## AIM OF THE TASK:
Filter these entries, keeping only lines that hold the word "hydrogène".

## PROVIDED MATERIAL:
+---+
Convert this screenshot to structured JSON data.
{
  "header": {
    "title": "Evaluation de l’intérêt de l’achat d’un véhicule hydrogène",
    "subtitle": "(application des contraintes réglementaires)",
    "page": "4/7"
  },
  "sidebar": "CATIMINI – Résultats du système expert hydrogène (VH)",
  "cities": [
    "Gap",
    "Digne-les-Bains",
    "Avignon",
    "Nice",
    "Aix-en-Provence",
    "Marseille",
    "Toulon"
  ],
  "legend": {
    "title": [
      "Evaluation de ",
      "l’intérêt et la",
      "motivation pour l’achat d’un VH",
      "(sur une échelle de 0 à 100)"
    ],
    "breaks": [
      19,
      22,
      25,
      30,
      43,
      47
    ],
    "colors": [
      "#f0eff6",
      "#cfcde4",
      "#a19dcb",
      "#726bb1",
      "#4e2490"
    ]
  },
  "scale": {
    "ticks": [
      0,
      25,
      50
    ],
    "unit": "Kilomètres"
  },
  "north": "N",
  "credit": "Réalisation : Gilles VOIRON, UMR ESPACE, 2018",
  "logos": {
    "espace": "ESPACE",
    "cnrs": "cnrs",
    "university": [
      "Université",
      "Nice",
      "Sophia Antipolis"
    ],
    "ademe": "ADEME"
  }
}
+---+
## FINAL ANSWER:
    "title": "Evaluation de l’intérêt de l’achat d’un véhicule hydrogène",
  "sidebar": "CATIMINI – Résultats du système expert hydrogène (VH)",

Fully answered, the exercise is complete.